> [Set exercise] Reproduce every entry exactly.

Stored data entries
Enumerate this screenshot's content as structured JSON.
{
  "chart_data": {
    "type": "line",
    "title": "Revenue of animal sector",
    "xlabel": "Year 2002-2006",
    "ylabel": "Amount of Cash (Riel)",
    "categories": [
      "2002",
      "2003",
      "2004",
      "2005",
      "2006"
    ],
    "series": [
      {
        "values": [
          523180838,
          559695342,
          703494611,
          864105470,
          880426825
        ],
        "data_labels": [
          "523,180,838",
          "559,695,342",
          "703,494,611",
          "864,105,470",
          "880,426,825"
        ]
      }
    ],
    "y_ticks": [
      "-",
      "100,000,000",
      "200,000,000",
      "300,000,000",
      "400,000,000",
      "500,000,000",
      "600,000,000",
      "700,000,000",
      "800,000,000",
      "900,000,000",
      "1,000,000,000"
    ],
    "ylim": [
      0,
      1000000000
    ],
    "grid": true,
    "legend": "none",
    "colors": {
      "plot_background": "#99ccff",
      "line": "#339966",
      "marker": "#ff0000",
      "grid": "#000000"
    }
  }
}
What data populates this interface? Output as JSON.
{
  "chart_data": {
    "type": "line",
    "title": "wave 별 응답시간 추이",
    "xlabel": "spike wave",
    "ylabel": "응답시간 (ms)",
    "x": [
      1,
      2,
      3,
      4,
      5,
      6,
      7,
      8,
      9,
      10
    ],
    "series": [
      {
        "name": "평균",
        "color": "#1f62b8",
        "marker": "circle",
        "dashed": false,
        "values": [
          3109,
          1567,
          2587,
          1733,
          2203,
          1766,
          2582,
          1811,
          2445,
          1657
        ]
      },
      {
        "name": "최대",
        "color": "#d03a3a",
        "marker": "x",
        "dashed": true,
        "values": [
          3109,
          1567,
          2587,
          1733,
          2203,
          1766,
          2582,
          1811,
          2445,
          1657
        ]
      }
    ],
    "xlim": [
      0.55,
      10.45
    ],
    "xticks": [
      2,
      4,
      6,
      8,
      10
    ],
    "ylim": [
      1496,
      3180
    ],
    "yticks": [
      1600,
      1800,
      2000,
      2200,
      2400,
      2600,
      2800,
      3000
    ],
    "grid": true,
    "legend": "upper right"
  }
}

> [The completed task]
Enumerate this screenshot's content as structured JSON.
{
  "chart_data": {
    "type": "line",
    "title": "Revenue of animal sector",
    "xlabel": "Year 2002-2006",
    "ylabel": "Amount of Cash (Riel)",
    "categories": [
      "2002",
      "2003",
      "2004",
      "2005",
      "2006"
    ],
    "series": [
      {
        "values": [
          523180838,
          559695342,
          703494611,
          864105470,
          880426825
        ],
        "data_labels": [
          "523,180,838",
          "559,695,342",
          "703,494,611",
          "864,105,470",
          "880,426,825"
        ]
      }
    ],
    "y_ticks": [
      "-",
      "100,000,000",
      "200,000,000",
      "300,000,000",
      "400,000,000",
      "500,000,000",
      "600,000,000",
      "700,000,000",
      "800,000,000",
      "900,000,000",
      "1,000,000,000"
    ],
    "ylim": [
      0,
      1000000000
    ],
    "grid": true,
    "legend": "none",
    "colors": {
      "plot_background": "#99ccff",
      "line": "#339966",
      "marker": "#ff0000",
      "grid": "#000000"
    }
  }
}
What data populates this interface? Output as JSON.
{
  "chart_data": {
    "type": "line",
    "title": "wave 별 응답시간 추이",
    "xlabel": "spike wave",
    "ylabel": "응답시간 (ms)",
    "x": [
      1,
      2,
      3,
      4,
      5,
      6,
      7,
      8,
      9,
      10
    ],
    "series": [
      {
        "name": "평균",
        "color": "#1f62b8",
        "marker": "circle",
        "dashed": false,
        "values": [
          3109,
          1567,
          2587,
          1733,
          2203,
          1766,
          2582,
          1811,
          2445,
          1657
        ]
      },
      {
        "name": "최대",
        "color": "#d03a3a",
        "marker": "x",
        "dashed": true,
        "values": [
          3109,
          1567,
          2587,
          1733,
          2203,
          1766,
          2582,
          1811,
          2445,
          1657
        ]
      }
    ],
    "xlim": [
      0.55,
      10.45
    ],
    "xticks": [
      2,
      4,
      6,
      8,
      10
    ],
    "ylim": [
      1496,
      3180
    ],
    "yticks": [
      1600,
      1800,
      2000,
      2200,
      2400,
      2600,
      2800,
      3000
    ],
    "grid": true,
    "legend": "upper right"
  }
}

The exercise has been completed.